Document page image records:
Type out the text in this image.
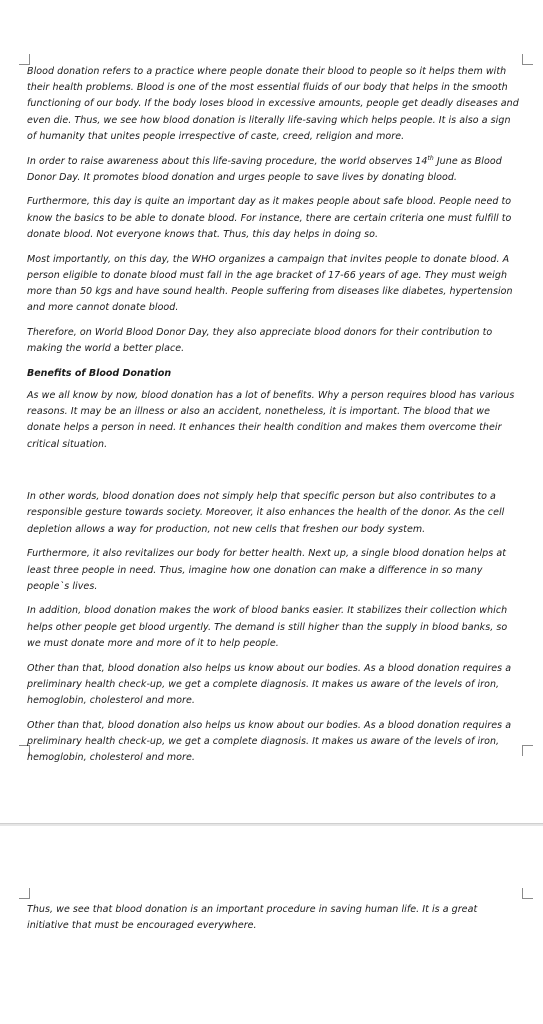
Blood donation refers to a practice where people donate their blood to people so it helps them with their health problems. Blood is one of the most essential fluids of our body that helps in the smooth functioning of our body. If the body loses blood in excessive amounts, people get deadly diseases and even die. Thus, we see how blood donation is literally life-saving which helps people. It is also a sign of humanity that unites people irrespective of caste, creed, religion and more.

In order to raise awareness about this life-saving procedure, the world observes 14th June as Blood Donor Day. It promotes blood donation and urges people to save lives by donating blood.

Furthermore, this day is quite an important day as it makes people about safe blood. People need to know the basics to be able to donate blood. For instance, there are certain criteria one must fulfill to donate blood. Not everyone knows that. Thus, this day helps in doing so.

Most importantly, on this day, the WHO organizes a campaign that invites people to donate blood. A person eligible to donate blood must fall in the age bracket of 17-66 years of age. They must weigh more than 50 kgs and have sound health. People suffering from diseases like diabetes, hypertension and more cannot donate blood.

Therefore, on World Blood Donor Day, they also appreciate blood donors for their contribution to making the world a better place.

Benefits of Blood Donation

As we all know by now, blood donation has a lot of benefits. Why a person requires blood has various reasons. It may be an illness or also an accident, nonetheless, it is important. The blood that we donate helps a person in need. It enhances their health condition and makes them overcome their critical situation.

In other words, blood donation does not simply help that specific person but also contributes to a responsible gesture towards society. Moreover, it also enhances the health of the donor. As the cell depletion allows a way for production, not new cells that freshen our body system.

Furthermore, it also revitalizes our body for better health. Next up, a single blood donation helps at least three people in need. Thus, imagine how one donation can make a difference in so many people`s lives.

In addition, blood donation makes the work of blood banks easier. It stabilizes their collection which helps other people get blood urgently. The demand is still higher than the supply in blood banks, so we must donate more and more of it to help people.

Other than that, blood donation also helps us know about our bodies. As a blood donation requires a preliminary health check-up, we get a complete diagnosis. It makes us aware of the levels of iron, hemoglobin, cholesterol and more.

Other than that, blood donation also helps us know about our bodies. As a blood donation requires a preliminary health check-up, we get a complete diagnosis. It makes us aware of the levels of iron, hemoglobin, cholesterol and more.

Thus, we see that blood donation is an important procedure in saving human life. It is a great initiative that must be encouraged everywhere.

TASK TO COMPLETE: Could you output all of the records exactly, without their pictures?

WRITTEN SOLUTION:
Type out the text in this image.
Blood donation refers to a practice where people donate their blood to people so it helps them with their health problems. Blood is one of the most essential fluids of our body that helps in the smooth functioning of our body. If the body loses blood in excessive amounts, people get deadly diseases and even die. Thus, we see how blood donation is literally life-saving which helps people. It is also a sign of humanity that unites people irrespective of caste, creed, religion and more.

In order to raise awareness about this life-saving procedure, the world observes 14th June as Blood Donor Day. It promotes blood donation and urges people to save lives by donating blood.

Furthermore, this day is quite an important day as it makes people about safe blood. People need to know the basics to be able to donate blood. For instance, there are certain criteria one must fulfill to donate blood. Not everyone knows that. Thus, this day helps in doing so.

Most importantly, on this day, the WHO organizes a campaign that invites people to donate blood. A person eligible to donate blood must fall in the age bracket of 17-66 years of age. They must weigh more than 50 kgs and have sound health. People suffering from diseases like diabetes, hypertension and more cannot donate blood.

Therefore, on World Blood Donor Day, they also appreciate blood donors for their contribution to making the world a better place.

Benefits of Blood Donation

As we all know by now, blood donation has a lot of benefits. Why a person requires blood has various reasons. It may be an illness or also an accident, nonetheless, it is important. The blood that we donate helps a person in need. It enhances their health condition and makes them overcome their critical situation.

In other words, blood donation does not simply help that specific person but also contributes to a responsible gesture towards society. Moreover, it also enhances the health of the donor. As the cell depletion allows a way for production, not new cells that freshen our body system.

Furthermore, it also revitalizes our body for better health. Next up, a single blood donation helps at least three people in need. Thus, imagine how one donation can make a difference in so many people`s lives.

In addition, blood donation makes the work of blood banks easier. It stabilizes their collection which helps other people get blood urgently. The demand is still higher than the supply in blood banks, so we must donate more and more of it to help people.

Other than that, blood donation also helps us know about our bodies. As a blood donation requires a preliminary health check-up, we get a complete diagnosis. It makes us aware of the levels of iron, hemoglobin, cholesterol and more.

Other than that, blood donation also helps us know about our bodies. As a blood donation requires a preliminary health check-up, we get a complete diagnosis. It makes us aware of the levels of iron, hemoglobin, cholesterol and more.

Thus, we see that blood donation is an important procedure in saving human life. It is a great initiative that must be encouraged everywhere.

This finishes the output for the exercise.